Hinweise und Tipps haben lediglich allgemeinen Charakter und sind in jeder Hinsicht unverbindlich. Sie können eine konkrete Einzelfallberatung nicht ersetzen. Sprechen Sie uns bei Interesse gerne an.

I. Wichtige Steuer- und Sozialversicherungstermine

10.03.2023:

  • Einkommensteuer
  • Körperschaftsteuer
  • Lohnsteuer
  • Kirchensteuer
  • Umsatzsteuer

27.03.2023:

  • Sozialversicherung

 

Die Schonfrist für die am 10.03.2023 fälligen Steuern endet am 13.03.2023.

Für die Sozialversicherungsbeiträge gilt grundsätzlich, dass diese als Datensatz am fünftletzten Bankarbeitstag den Krankenkassen vorliegen und spätestens am drittletzten Bankarbeitstag gutgeschrieben sein müssen.

Der drittletzte Bankarbeitstag für die späteste Zahlung der Sozialversicherungsbeiträge im Monat März 2023 ist der 29.03.2023.

11.04.2023:

  • Lohnsteuer
  • Kirchensteuer
  • Umsatzsteuer

24.04.2023:

  • Sozialversicherung

 

Die Schonfrist für die am 11.04.2023 fälligen Steuern endet am 14.04.2023.

Für die Sozialversicherungsbeiträge gilt grundsätzlich, dass diese als Datensatz am fünftletzten Bankarbeitstag den Krankenkassen vorliegen und spätestens am drittletzten Bankarbeitstag gutgeschrieben sein müssen.

Der drittletzte Bankarbeitstag für die späteste Zahlung der Sozialversicherungsbeiträge im Monat April 2023 ist der 26.04.2023.

II. Aus der Gesetzgebung

Bis zum Redaktionsschluss (25.02.2023) sind keine hier interessierenden Gesetzgebungsverfahren umgesetzt oder in Gang gesetzt worden.

III. Aus der Rechtsprechung und der Steuerverwaltung

Nach dem BFH-Urteil vom 20.09.2022 – IX R 18/21 ist steuerlich die wechselseitige Veräußerung von Anteilen im Kreis der wesentlich an einer Kapitalgesellschaft Beteiligten für Zwecke der Verlustrealisation anzuerkennen. Dies gilt jedoch dann nicht, wenn der vereinbarte Kaufpreis krass vom gemeinen Wert der veräußerten bzw. erworbenen Beteiligung abweicht. Weicht der vereinbarte Kaufpreis erheblich vom eigentlichen Wert der Anteile ab und führt diese Veräußerung zu einem steuerlichen Verlust und damit zu einem nicht vom Gesetzgeber vorgesehenen Steuervorteil, liegt ein Missbrauch von Gestaltungsmöglichkeiten vor und ist dieser Verlust nicht anzuerkennen.

## ANGEZEIGTE ZEILEN
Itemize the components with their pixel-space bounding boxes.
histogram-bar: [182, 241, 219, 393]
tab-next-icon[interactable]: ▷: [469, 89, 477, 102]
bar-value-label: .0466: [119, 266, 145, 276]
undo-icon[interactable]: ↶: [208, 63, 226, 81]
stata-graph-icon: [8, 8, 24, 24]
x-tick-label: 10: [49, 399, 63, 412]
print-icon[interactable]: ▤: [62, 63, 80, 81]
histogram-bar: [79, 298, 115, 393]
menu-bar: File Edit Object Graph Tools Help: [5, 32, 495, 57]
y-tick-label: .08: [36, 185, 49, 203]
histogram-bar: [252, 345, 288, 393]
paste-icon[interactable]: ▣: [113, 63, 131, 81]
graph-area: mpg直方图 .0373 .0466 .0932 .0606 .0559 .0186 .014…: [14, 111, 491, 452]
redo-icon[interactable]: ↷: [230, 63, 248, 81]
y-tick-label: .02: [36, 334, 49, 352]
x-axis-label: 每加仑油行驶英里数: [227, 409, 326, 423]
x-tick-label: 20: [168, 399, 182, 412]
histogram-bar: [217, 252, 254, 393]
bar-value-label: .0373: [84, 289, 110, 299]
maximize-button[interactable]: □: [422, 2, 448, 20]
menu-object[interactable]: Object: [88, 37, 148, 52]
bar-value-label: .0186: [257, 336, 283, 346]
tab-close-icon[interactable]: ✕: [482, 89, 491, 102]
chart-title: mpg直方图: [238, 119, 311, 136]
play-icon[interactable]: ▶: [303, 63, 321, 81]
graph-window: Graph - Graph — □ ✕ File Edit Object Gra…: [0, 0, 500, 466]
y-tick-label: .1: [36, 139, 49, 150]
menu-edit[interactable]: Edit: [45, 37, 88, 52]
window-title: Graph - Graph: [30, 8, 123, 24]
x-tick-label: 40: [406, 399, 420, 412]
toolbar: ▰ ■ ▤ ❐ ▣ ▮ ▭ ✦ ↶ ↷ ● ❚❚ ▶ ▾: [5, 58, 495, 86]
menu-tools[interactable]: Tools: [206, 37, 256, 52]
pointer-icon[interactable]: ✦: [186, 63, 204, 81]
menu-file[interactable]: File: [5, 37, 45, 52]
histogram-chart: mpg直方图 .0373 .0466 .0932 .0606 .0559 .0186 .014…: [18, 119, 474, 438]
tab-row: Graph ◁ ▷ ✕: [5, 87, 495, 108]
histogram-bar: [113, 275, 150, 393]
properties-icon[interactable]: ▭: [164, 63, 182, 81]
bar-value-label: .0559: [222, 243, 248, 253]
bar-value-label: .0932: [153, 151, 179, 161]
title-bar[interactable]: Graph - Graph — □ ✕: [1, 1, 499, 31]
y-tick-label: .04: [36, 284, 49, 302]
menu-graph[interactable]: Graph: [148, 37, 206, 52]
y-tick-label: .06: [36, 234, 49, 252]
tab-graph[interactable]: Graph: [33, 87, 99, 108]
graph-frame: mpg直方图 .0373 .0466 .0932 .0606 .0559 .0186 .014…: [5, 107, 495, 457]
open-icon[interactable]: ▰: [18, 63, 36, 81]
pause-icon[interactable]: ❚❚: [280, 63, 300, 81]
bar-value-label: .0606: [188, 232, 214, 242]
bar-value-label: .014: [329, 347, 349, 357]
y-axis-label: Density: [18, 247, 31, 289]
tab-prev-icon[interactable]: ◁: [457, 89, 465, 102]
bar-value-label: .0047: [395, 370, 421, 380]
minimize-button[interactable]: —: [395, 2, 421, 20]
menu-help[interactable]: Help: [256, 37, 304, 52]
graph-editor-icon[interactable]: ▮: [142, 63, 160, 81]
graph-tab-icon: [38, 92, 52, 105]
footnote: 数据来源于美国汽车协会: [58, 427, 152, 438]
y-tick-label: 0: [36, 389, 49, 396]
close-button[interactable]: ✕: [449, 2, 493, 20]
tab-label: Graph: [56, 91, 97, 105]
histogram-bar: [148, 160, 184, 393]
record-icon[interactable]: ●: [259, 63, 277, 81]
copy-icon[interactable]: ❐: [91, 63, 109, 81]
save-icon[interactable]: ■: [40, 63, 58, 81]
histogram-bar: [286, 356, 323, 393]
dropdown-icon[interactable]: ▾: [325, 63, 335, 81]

## AUFGABEN
1. Aktualisiere die Zeilen vom Anfang bis einschließlich der Zeile mit „menu-graph[interactable]: Graph: [148, 37, 206, 52]“, indem du „histogram-bar“ überall durch „balken“ ersetzt, und gib nur diese Zeilen sonst unverändert wieder.
2. Führe den Text über Steuertermine und Rechtsprechung ab seinem letzten Satz weiter.
Der Text und die Zeilen haben inhaltlich nichts miteinander zu tun.

## LÖSUNGEN
1.
Itemize the components with their pixel-space bounding boxes.
balken: [182, 241, 219, 393]
tab-next-icon[interactable]: ▷: [469, 89, 477, 102]
bar-value-label: .0466: [119, 266, 145, 276]
undo-icon[interactable]: ↶: [208, 63, 226, 81]
stata-graph-icon: [8, 8, 24, 24]
x-tick-label: 10: [49, 399, 63, 412]
print-icon[interactable]: ▤: [62, 63, 80, 81]
balken: [79, 298, 115, 393]
menu-bar: File Edit Object Graph Tools Help: [5, 32, 495, 57]
y-tick-label: .08: [36, 185, 49, 203]
balken: [252, 345, 288, 393]
paste-icon[interactable]: ▣: [113, 63, 131, 81]
graph-area: mpg直方图 .0373 .0466 .0932 .0606 .0559 .0186 .014…: [14, 111, 491, 452]
redo-icon[interactable]: ↷: [230, 63, 248, 81]
y-tick-label: .02: [36, 334, 49, 352]
x-axis-label: 每加仑油行驶英里数: [227, 409, 326, 423]
x-tick-label: 20: [168, 399, 182, 412]
balken: [217, 252, 254, 393]
bar-value-label: .0373: [84, 289, 110, 299]
maximize-button[interactable]: □: [422, 2, 448, 20]
menu-object[interactable]: Object: [88, 37, 148, 52]
bar-value-label: .0186: [257, 336, 283, 346]
tab-close-icon[interactable]: ✕: [482, 89, 491, 102]
chart-title: mpg直方图: [238, 119, 311, 136]
play-icon[interactable]: ▶: [303, 63, 321, 81]
graph-window: Graph - Graph — □ ✕ File Edit Object Gra…: [0, 0, 500, 466]
y-tick-label: .1: [36, 139, 49, 150]
menu-edit[interactable]: Edit: [45, 37, 88, 52]
window-title: Graph - Graph: [30, 8, 123, 24]
x-tick-label: 40: [406, 399, 420, 412]
toolbar: ▰ ■ ▤ ❐ ▣ ▮ ▭ ✦ ↶ ↷ ● ❚❚ ▶ ▾: [5, 58, 495, 86]
menu-tools[interactable]: Tools: [206, 37, 256, 52]
pointer-icon[interactable]: ✦: [186, 63, 204, 81]
menu-file[interactable]: File: [5, 37, 45, 52]
histogram-chart: mpg直方图 .0373 .0466 .0932 .0606 .0559 .0186 .014…: [18, 119, 474, 438]
tab-row: Graph ◁ ▷ ✕: [5, 87, 495, 108]
balken: [113, 275, 150, 393]
properties-icon[interactable]: ▭: [164, 63, 182, 81]
bar-value-label: .0559: [222, 243, 248, 253]
bar-value-label: .0932: [153, 151, 179, 161]
title-bar[interactable]: Graph - Graph — □ ✕: [1, 1, 499, 31]
y-tick-label: .04: [36, 284, 49, 302]
menu-graph[interactable]: Graph: [148, 37, 206, 52]

2.
Anmerkung:

Im Urteilsfall „tauschten“ zwei wesentlich an einer GmbH Beteiligte ihre Anteile auf Grundlage von Anteilskaufverträgen. Dabei wurde ein Kaufpreis vereinbart, der nicht einmal 10 % des eingezahlten Stammkapitals ausmachte. Dagegen erzielten die Beteiligten aus Gewinnausschüttungen und Geschäftsführergehältern in sechsstelliger Höhe Einkünfte. Auch die GmbH selbst erzielte nachhaltig sechsstellige Jahresüberschüsse, sodass aus Sicht des BFH überhaupt kein tatsächlicher Verlust gegeben war.

Mit Urteil vom 30.11.2022 – VIII R 27/19 stellt der BFH klar, dass der Begriff der Veräußerung im Sinne des § 20 Abs. 2 Satz 1 Nr. 7 EStG weit auszulegen sei und damit jedwede Form der zivilrechtlichen Erfüllung einer Kapitalforderung umfasst. Die Erfüllung kann dabei auch durch Aufrechnungserklärung der Schuldnerin erfolgen. Eine zivilrechtlich erfüllte Forderung ist „gezahlt“ im Sinne des § 32d Abs. 2 Nr. 1 Satz 1 Buchst. b EStG.

Anmerkung:

Im Urteilsfall erwarb der Kläger zu seiner bestehenden 50 %igen GmbH-Beteiligung weitere 50 % Anteile sowie eine Forderung gegen die Gesellschaft von rd. € 80.000 zum Preis von € 1 hinzu. Die Forderung gegen die GmbH erlosch durch Aufrechnungserklärung der GmbH gegenüber dem Gesellschafter mit einer ihr zustehenden Forderung. Finanzamt, Finanzgericht und auch der BFH sahen in der durch Aufrechnung erfüllten Forderung in Höhe des Nominalwerts den Tatbestand des Veräußerungsgewinns im Sinne von § 20 Abs. 2 Nr. 7 EStG als verwirklicht an, der der Abgeltungsteuer unterliegt.

Der BFH hat mit Urteil vom 15.11.2022 – IX R 4/20 im Ergebnis klargestellt, dass einem Nießbraucher an einem Personengesellschaftsanteil im Rahmen der Vermietung durch die Personengesellschaft Einkünfte aus der Vermietung und Verpachtung nur dann zugerechnet werden, wenn er verhindern kann, dass der Gesellschafter die maßgeblichen Entscheidungen allein oder gegen seinen Willen trifft. Dieses gilt auch für den Fall des Quotennießbrauchs.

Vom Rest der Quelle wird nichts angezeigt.